• **Aim**:
Strip the pictures and reproduce the rest of the listing exactly.

* Begin Exercise data *

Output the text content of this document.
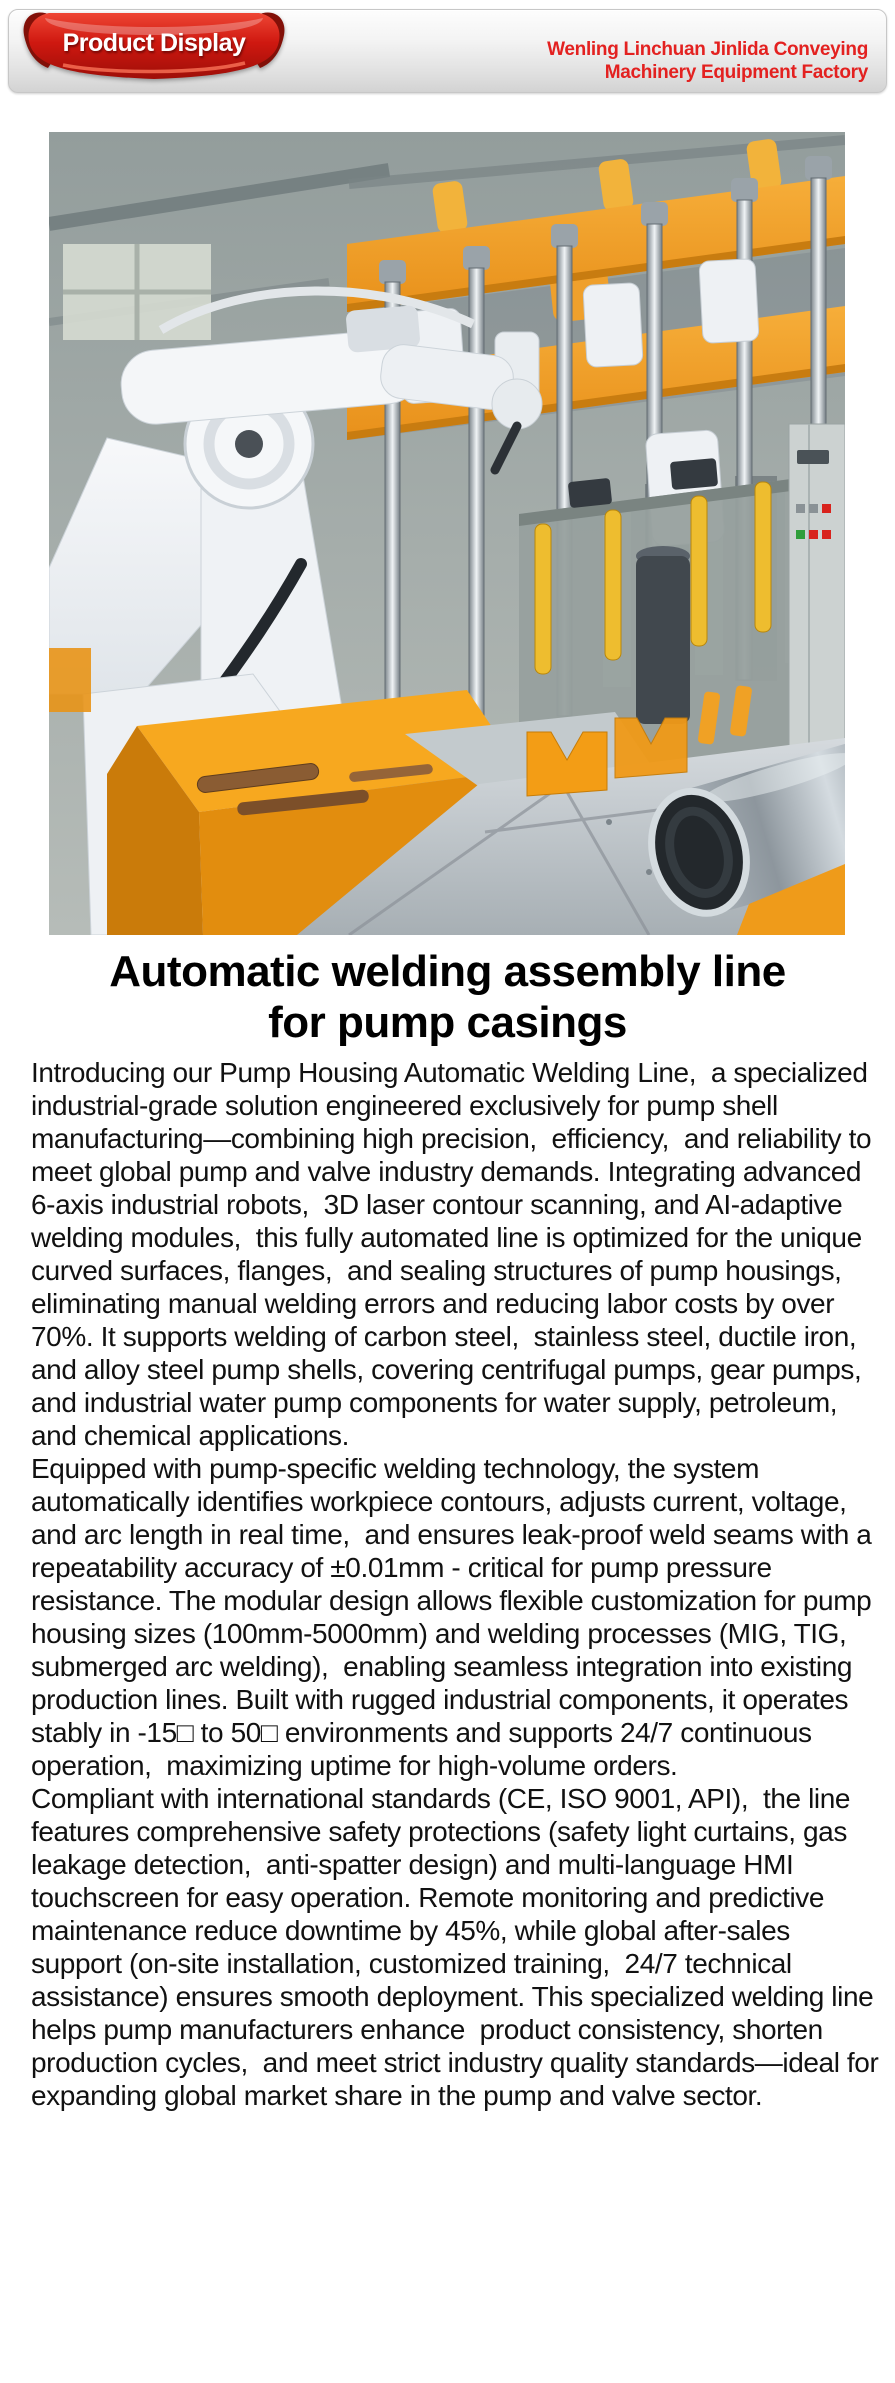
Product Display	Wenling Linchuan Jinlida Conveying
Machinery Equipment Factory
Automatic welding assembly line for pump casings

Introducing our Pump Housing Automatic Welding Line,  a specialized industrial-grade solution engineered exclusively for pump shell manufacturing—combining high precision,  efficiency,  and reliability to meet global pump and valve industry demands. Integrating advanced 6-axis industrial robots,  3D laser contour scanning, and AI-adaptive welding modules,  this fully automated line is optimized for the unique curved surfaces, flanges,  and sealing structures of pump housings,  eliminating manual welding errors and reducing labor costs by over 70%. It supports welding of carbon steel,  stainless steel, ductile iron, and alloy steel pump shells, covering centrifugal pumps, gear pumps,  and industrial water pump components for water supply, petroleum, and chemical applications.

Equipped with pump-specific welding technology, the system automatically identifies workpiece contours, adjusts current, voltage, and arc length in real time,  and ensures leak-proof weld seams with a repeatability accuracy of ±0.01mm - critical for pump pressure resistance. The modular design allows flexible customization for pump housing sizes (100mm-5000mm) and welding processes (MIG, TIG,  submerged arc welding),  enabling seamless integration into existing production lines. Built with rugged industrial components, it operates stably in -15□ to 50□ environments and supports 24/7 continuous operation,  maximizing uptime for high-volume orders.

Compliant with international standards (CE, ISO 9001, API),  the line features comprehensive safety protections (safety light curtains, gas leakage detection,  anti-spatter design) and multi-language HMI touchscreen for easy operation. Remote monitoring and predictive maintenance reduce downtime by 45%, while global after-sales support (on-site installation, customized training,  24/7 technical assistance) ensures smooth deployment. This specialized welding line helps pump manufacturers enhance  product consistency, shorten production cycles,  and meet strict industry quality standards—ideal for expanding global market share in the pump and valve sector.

* End Exercise data *

• **Output for this exercise**:
Output the text content of this document.
Product Display	Wenling Linchuan Jinlida Conveying
Machinery Equipment Factory
Automatic welding assembly line for pump casings

Introducing our Pump Housing Automatic Welding Line,  a specialized industrial-grade solution engineered exclusively for pump shell manufacturing—combining high precision,  efficiency,  and reliability to meet global pump and valve industry demands. Integrating advanced 6-axis industrial robots,  3D laser contour scanning, and AI-adaptive welding modules,  this fully automated line is optimized for the unique curved surfaces, flanges,  and sealing structures of pump housings,  eliminating manual welding errors and reducing labor costs by over 70%. It supports welding of carbon steel,  stainless steel, ductile iron, and alloy steel pump shells, covering centrifugal pumps, gear pumps,  and industrial water pump components for water supply, petroleum, and chemical applications.

Equipped with pump-specific welding technology, the system automatically identifies workpiece contours, adjusts current, voltage, and arc length in real time,  and ensures leak-proof weld seams with a repeatability accuracy of ±0.01mm - critical for pump pressure resistance. The modular design allows flexible customization for pump housing sizes (100mm-5000mm) and welding processes (MIG, TIG,  submerged arc welding),  enabling seamless integration into existing production lines. Built with rugged industrial components, it operates stably in -15□ to 50□ environments and supports 24/7 continuous operation,  maximizing uptime for high-volume orders.

Compliant with international standards (CE, ISO 9001, API),  the line features comprehensive safety protections (safety light curtains, gas leakage detection,  anti-spatter design) and multi-language HMI touchscreen for easy operation. Remote monitoring and predictive maintenance reduce downtime by 45%, while global after-sales support (on-site installation, customized training,  24/7 technical assistance) ensures smooth deployment. This specialized welding line helps pump manufacturers enhance  product consistency, shorten production cycles,  and meet strict industry quality standards—ideal for expanding global market share in the pump and valve sector.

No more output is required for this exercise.